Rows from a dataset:
◇ ◇ ◇ ◇ ◇ ◇ ◇

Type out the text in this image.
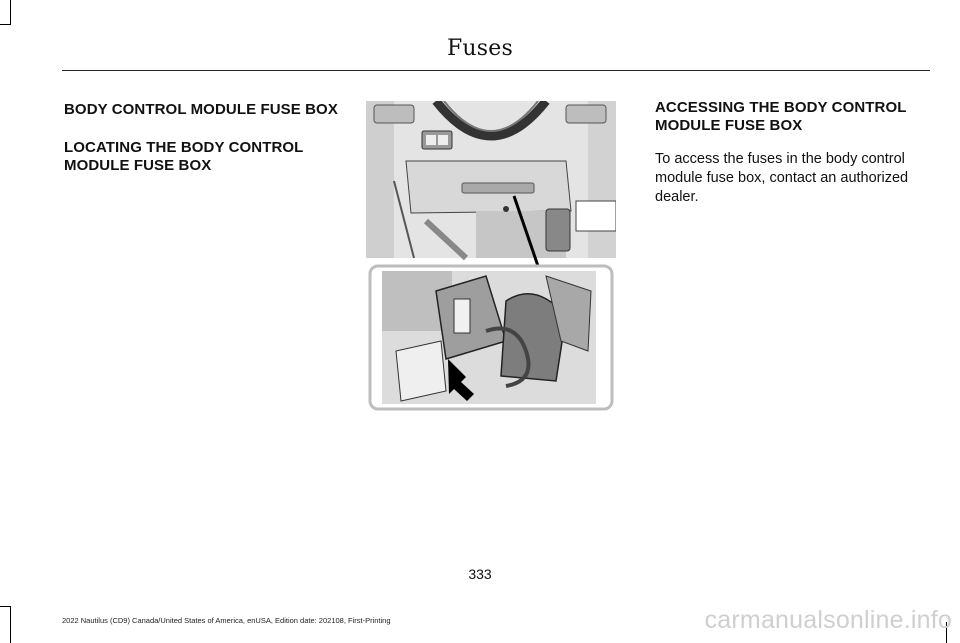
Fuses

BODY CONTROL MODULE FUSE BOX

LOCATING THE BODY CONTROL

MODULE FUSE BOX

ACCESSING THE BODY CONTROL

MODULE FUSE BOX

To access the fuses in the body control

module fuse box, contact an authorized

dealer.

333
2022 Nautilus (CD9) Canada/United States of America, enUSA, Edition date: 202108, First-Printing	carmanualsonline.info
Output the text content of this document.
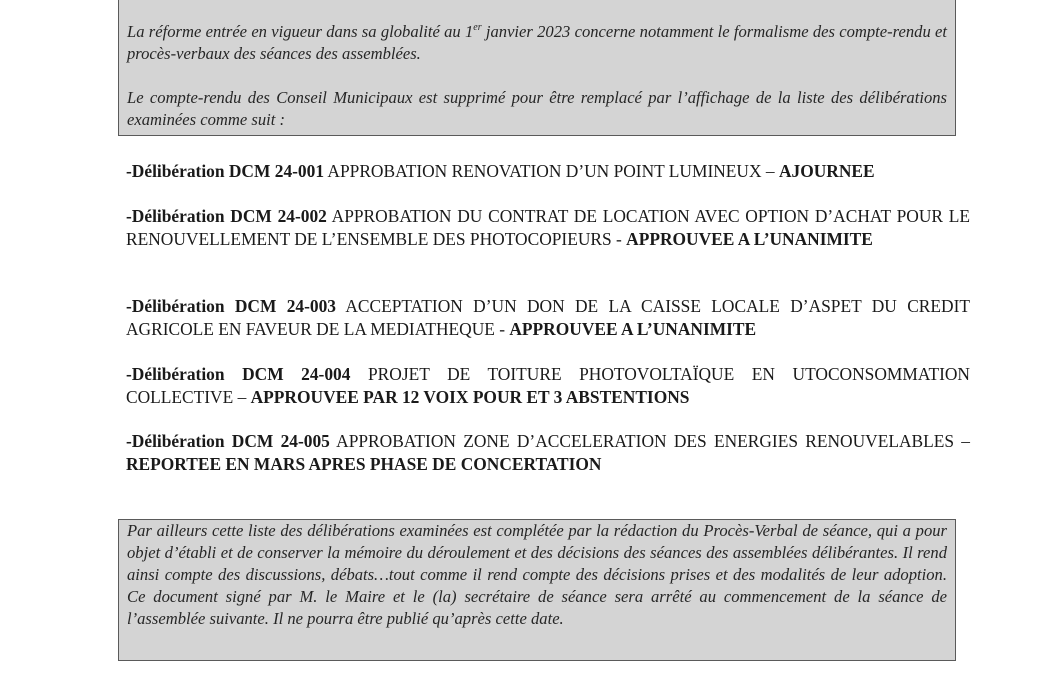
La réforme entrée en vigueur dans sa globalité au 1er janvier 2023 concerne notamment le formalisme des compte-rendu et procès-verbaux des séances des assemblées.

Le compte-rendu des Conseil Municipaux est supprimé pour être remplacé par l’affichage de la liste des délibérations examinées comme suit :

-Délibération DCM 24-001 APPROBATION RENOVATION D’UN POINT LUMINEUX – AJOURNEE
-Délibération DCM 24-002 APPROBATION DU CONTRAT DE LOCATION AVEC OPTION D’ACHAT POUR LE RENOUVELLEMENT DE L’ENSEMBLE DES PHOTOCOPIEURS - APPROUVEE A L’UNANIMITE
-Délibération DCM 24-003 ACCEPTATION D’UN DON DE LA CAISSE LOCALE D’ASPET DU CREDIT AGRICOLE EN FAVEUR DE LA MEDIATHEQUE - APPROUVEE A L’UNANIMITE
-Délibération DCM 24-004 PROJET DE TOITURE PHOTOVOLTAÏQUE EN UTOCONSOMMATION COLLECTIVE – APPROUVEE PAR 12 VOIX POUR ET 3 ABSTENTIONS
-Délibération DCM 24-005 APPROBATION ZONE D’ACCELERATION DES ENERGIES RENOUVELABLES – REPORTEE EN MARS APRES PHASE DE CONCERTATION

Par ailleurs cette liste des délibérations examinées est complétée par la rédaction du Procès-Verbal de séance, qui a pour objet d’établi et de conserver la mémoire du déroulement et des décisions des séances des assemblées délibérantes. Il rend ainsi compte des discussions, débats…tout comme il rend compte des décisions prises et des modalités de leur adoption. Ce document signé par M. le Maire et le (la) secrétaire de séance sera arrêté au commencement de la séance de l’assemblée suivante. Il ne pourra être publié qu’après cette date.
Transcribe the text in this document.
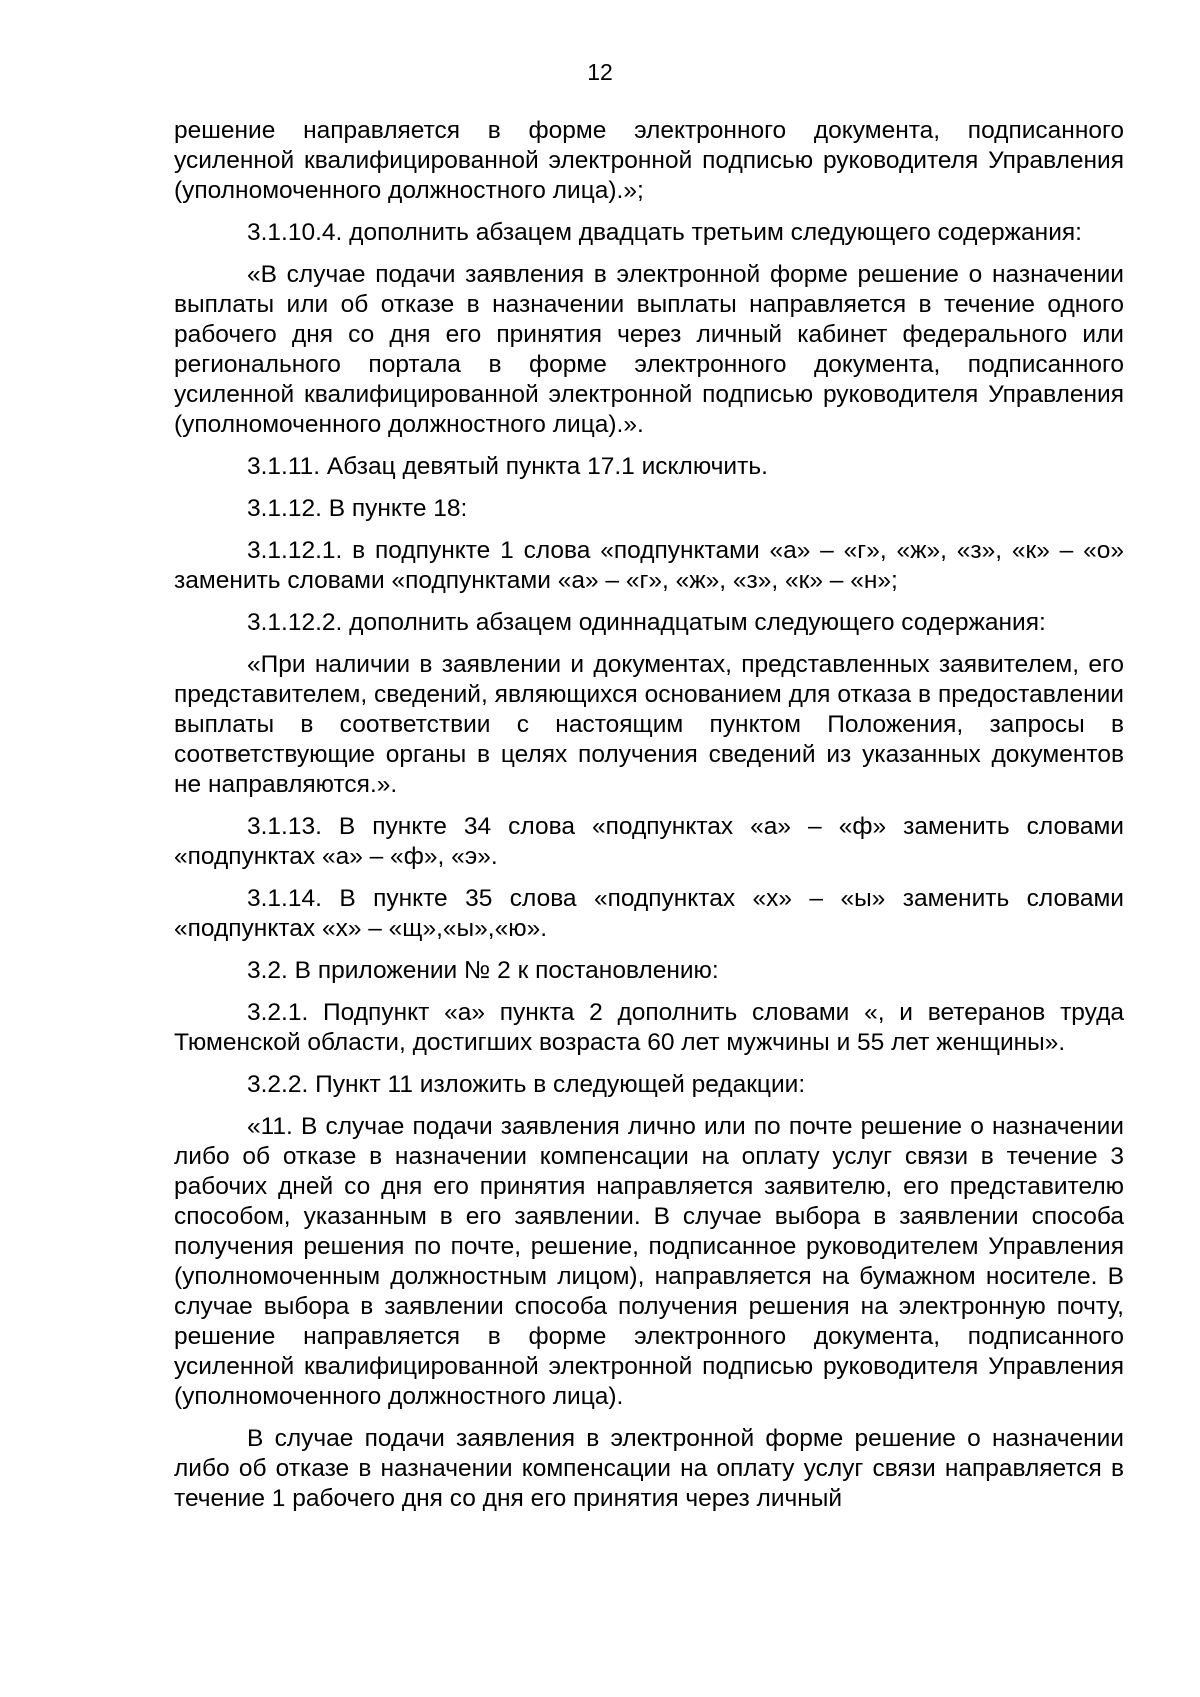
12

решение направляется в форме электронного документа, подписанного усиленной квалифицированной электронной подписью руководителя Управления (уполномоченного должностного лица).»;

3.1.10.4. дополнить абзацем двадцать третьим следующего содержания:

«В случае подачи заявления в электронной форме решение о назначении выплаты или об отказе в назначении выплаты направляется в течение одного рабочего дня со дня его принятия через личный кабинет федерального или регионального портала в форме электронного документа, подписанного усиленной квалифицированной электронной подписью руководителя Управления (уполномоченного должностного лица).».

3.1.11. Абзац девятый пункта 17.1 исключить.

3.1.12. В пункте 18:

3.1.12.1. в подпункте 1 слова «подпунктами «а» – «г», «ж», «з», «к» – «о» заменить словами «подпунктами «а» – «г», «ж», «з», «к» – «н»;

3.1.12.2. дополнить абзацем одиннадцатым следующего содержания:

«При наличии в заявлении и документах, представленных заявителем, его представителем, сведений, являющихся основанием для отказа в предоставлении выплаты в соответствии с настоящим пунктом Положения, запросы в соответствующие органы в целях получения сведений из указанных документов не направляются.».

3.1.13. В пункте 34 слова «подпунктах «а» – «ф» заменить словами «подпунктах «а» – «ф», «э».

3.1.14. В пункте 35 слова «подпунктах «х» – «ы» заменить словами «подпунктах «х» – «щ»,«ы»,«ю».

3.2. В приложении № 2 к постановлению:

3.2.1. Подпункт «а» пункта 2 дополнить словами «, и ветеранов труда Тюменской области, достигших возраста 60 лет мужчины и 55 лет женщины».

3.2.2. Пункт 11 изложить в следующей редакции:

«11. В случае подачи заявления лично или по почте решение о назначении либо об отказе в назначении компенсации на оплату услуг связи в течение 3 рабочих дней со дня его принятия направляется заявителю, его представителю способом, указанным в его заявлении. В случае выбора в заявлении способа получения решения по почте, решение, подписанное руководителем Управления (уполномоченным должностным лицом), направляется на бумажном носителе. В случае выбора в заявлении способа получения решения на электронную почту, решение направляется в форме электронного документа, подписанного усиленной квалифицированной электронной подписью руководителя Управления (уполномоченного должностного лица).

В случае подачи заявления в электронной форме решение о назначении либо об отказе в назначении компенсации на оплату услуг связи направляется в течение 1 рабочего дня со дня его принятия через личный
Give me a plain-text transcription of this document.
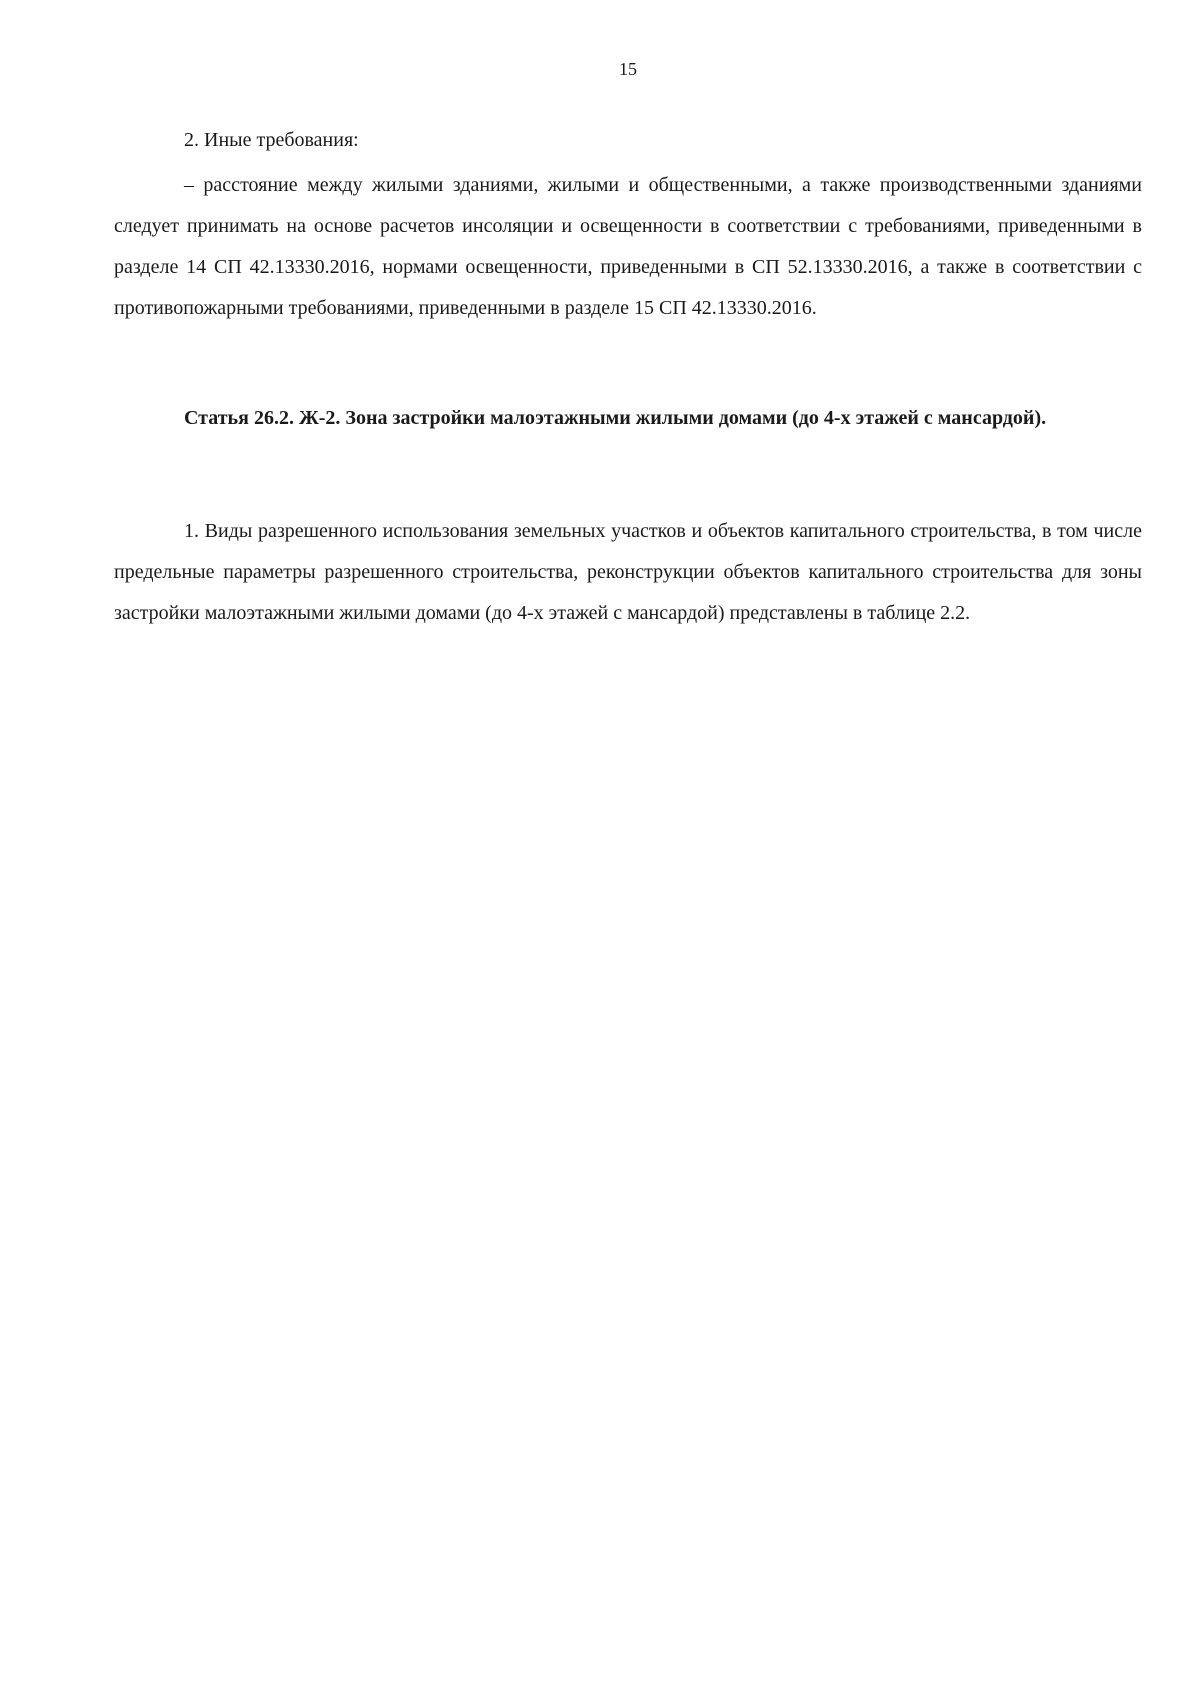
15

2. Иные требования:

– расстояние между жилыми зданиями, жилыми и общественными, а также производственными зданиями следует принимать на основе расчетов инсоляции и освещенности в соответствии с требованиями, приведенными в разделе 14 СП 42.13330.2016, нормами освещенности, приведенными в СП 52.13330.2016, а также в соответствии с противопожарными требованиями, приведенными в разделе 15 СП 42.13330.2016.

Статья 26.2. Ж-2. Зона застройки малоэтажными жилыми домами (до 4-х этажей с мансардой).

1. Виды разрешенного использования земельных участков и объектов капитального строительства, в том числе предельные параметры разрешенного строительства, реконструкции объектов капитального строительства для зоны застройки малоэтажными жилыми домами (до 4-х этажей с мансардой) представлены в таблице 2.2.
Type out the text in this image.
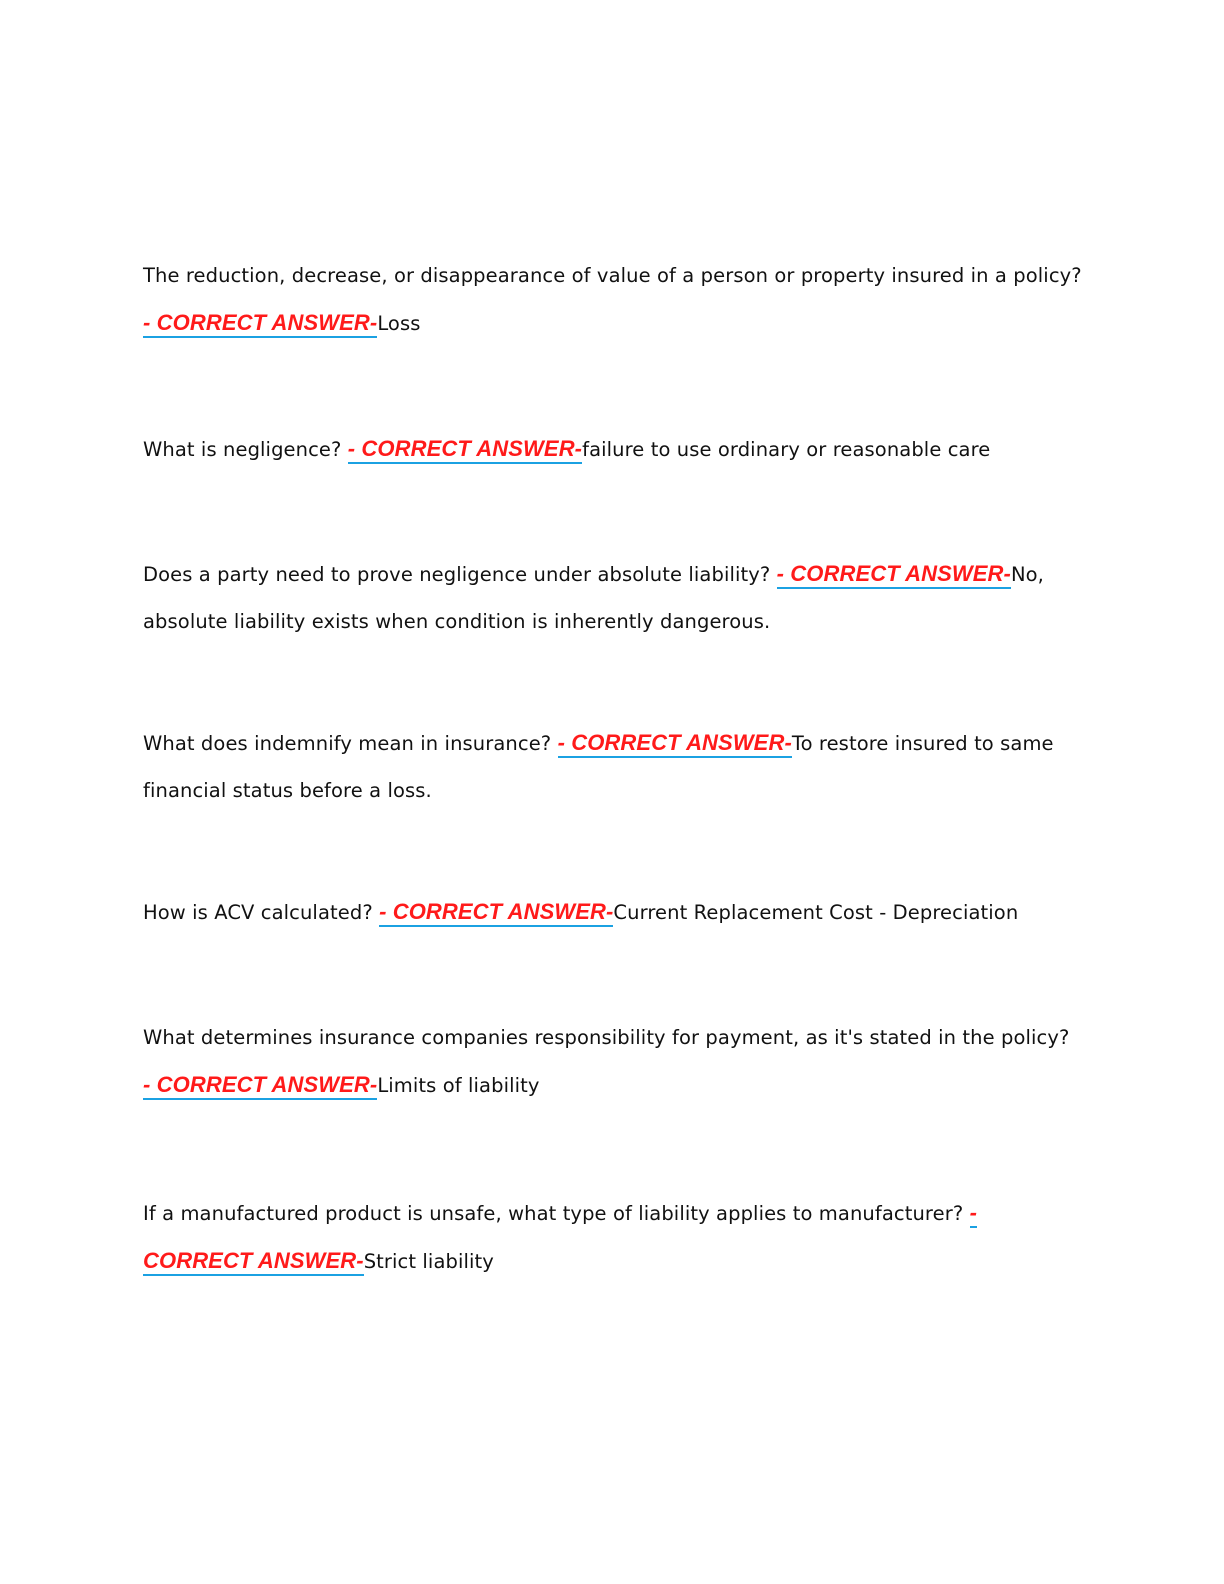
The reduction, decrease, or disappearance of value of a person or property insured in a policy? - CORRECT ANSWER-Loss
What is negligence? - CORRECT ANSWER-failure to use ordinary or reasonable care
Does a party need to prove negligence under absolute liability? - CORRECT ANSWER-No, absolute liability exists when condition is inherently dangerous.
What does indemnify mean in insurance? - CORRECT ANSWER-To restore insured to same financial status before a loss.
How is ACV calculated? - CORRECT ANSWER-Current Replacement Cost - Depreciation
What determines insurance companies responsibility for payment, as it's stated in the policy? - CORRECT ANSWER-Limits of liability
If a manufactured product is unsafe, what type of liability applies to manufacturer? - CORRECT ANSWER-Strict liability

◇ ◇ ◇ ◇ ◇ ◇ ◇

Exercise objective
Please list every line of the records that contains "через".

Task answer
«В случае подачи заявления в электронной форме решение о назначении выплаты или об отказе в назначении выплаты направляется в течение одного рабочего дня со дня его принятия через личный кабинет федерального или регионального портала в форме электронного документа, подписанного усиленной квалифицированной электронной подписью руководителя Управления (уполномоченного должностного лица).».
В случае подачи заявления в электронной форме решение о назначении либо об отказе в назначении компенсации на оплату услуг связи направляется в течение 1 рабочего дня со дня его принятия через личный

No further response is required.